Your reply should be a single number: how many lines contain the string "motherboard".

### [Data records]
################
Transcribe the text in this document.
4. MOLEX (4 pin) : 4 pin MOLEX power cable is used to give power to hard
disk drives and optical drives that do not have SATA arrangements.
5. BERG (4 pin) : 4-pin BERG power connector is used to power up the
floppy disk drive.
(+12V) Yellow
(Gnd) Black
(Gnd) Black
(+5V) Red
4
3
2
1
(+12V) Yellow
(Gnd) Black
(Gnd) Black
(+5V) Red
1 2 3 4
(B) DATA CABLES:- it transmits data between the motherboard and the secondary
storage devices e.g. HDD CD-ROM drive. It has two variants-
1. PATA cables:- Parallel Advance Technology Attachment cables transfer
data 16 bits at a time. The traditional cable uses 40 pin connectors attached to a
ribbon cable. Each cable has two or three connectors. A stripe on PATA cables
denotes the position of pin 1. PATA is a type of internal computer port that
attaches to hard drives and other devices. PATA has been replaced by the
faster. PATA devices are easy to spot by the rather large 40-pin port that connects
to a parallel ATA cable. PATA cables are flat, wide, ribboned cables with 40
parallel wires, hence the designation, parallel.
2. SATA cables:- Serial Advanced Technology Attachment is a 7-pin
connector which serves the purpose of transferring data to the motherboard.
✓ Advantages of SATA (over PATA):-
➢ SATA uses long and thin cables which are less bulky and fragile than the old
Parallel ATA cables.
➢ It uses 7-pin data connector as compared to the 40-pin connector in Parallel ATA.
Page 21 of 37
################
### [Result of this task]
2